= Dataset rows =

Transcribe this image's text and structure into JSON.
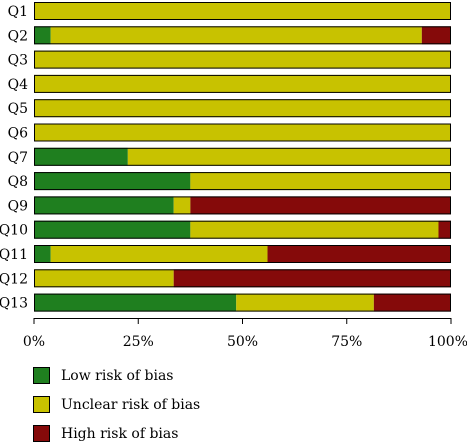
{
  "chart_data": {
    "type": "bar",
    "orientation": "horizontal",
    "stacked": true,
    "categories": [
      "Q1",
      "Q2",
      "Q3",
      "Q4",
      "Q5",
      "Q6",
      "Q7",
      "Q8",
      "Q9",
      "Q10",
      "Q11",
      "Q12",
      "Q13"
    ],
    "series": [
      {
        "name": "Low risk of bias",
        "color": "#1f7f1f",
        "values": [
          0,
          4,
          0,
          0,
          0,
          0,
          22.5,
          37.5,
          33.5,
          37.5,
          4,
          0,
          48.5
        ]
      },
      {
        "name": "Unclear risk of bias",
        "color": "#c8c200",
        "values": [
          100,
          89,
          100,
          100,
          100,
          100,
          77.5,
          62.5,
          4,
          59.5,
          52,
          33.5,
          33
        ]
      },
      {
        "name": "High risk of bias",
        "color": "#850a0a",
        "values": [
          0,
          7,
          0,
          0,
          0,
          0,
          0,
          0,
          62.5,
          3,
          44,
          66.5,
          18.5
        ]
      }
    ],
    "x_ticks": [
      "0%",
      "25%",
      "50%",
      "75%",
      "100%"
    ],
    "xlim": [
      0,
      100
    ],
    "legend_position": "bottom-left"
  },
  "legend": [
    {
      "label": "Low risk of bias",
      "color": "#1f7f1f"
    },
    {
      "label": "Unclear risk of bias",
      "color": "#c8c200"
    },
    {
      "label": "High risk of bias",
      "color": "#850a0a"
    }
  ]
}
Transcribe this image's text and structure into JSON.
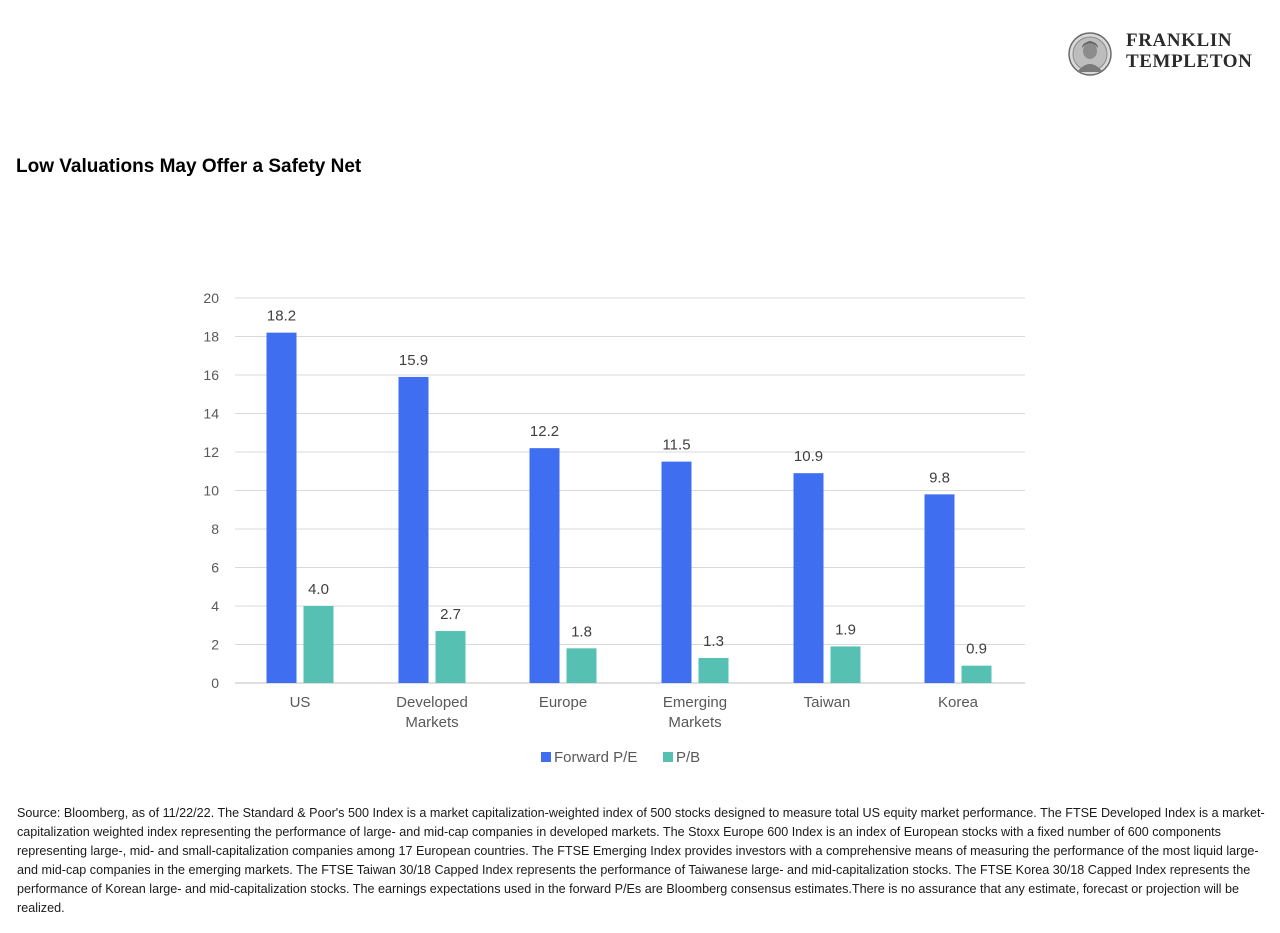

= Aim =
Gather all lines from the records above in which "risk" appears.

= Exercise result =
        "name": "Low risk of bias",
        "name": "Unclear risk of bias",
        "name": "High risk of bias",
      "label": "Low risk of bias",
      "label": "Unclear risk of bias",
      "label": "High risk of bias",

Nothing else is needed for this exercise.